#### [GIVEN INSTRUCTION]
Reproduce all lines of the listing below in which the word "switch" occurs.

#### [Part of a data file]

◇ ◇ ◇ ◇

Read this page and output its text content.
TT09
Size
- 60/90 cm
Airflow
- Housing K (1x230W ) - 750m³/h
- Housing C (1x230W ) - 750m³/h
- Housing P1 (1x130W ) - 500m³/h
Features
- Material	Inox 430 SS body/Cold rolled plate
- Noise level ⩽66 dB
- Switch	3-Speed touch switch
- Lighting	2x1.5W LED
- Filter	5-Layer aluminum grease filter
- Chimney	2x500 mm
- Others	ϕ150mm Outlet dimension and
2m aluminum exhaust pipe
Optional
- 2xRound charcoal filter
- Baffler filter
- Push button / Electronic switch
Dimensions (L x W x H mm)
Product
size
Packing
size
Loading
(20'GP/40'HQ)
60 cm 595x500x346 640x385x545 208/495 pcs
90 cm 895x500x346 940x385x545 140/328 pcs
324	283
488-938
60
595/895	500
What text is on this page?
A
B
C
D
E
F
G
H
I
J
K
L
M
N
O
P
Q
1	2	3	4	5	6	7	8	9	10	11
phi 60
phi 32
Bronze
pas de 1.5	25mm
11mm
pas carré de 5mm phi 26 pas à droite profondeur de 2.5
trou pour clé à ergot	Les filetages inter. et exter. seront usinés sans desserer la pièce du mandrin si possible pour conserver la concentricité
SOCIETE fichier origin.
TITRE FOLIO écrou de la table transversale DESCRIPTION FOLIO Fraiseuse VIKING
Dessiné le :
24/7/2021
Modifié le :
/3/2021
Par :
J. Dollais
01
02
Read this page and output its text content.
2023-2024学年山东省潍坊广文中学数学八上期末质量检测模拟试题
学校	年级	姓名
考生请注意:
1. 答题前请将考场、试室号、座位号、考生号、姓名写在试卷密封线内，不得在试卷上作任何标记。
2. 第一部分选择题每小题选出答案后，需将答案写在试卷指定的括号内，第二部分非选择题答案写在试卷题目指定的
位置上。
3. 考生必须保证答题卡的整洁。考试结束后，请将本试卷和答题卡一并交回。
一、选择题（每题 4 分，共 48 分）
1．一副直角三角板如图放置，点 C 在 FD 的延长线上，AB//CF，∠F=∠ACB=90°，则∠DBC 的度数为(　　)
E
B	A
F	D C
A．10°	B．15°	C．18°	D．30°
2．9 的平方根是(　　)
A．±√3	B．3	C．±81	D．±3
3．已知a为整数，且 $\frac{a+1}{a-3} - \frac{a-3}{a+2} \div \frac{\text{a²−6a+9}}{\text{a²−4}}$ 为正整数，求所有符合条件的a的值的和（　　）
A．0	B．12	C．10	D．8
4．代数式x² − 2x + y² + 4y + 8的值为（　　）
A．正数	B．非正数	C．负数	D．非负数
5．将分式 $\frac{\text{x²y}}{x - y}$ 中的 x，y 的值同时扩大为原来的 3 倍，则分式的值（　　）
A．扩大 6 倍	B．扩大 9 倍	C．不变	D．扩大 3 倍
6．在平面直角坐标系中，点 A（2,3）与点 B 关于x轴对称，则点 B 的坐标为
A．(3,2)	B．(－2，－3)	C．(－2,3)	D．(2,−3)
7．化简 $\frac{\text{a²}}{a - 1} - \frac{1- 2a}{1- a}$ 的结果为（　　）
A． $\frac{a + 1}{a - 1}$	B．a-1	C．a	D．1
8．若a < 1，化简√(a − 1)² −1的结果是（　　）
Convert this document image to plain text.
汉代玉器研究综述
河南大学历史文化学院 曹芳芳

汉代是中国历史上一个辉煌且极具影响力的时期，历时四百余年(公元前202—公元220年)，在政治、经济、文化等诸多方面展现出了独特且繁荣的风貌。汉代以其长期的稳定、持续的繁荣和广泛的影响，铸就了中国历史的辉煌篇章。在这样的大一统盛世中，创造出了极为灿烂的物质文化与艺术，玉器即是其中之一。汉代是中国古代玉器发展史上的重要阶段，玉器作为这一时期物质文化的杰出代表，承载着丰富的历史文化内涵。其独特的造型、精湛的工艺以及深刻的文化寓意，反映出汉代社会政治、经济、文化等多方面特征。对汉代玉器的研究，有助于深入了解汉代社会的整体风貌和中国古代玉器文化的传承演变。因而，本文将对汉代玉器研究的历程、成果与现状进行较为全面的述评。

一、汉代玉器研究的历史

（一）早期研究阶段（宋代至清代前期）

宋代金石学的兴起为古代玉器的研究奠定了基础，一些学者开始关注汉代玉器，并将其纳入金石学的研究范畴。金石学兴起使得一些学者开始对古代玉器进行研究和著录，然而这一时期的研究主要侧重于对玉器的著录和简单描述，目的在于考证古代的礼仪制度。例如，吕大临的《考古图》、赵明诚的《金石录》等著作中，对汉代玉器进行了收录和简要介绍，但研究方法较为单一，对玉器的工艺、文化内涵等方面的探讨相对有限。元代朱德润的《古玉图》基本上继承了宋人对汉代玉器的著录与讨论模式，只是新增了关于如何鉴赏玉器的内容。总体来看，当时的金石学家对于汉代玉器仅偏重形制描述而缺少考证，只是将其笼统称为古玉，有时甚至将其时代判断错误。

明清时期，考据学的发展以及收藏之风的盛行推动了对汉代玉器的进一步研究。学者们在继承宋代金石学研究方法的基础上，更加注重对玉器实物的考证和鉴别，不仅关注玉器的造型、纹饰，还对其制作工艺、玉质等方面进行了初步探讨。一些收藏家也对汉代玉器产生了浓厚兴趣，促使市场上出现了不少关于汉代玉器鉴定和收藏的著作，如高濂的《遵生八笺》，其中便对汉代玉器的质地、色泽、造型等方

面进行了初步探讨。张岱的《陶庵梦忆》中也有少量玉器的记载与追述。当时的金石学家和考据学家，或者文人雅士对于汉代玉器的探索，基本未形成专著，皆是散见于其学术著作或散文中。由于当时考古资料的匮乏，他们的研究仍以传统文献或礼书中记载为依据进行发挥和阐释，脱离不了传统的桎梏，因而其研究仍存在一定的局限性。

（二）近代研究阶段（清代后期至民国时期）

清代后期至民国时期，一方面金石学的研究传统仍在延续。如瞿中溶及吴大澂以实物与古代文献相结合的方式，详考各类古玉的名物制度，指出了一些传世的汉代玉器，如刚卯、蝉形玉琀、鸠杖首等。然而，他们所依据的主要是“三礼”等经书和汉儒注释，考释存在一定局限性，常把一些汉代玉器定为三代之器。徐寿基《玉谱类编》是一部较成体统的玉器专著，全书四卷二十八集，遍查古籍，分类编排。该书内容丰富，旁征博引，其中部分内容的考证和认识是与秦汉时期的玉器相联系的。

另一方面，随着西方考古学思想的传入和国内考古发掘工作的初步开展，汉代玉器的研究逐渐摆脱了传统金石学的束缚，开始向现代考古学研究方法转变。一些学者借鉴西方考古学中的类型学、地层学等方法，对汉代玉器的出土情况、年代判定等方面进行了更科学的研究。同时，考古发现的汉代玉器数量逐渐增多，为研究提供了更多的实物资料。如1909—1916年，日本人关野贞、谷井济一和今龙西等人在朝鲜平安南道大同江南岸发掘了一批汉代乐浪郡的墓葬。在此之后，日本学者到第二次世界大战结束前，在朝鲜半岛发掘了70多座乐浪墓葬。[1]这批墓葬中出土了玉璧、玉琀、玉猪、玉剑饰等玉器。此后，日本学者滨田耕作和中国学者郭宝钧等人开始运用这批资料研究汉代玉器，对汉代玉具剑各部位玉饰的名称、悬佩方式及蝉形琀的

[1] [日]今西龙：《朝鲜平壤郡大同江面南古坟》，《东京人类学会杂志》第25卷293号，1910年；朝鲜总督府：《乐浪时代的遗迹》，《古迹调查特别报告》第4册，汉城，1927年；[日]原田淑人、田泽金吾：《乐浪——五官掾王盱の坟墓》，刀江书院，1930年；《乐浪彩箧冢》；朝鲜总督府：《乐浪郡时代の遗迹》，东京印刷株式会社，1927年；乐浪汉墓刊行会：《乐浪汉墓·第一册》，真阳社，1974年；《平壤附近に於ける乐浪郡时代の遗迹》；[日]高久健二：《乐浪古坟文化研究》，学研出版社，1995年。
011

◇ ◇ ◇ ◇

#### [ANSWER TO THIS TASK]
- Switch	3-Speed touch switch
- Push button / Electronic switch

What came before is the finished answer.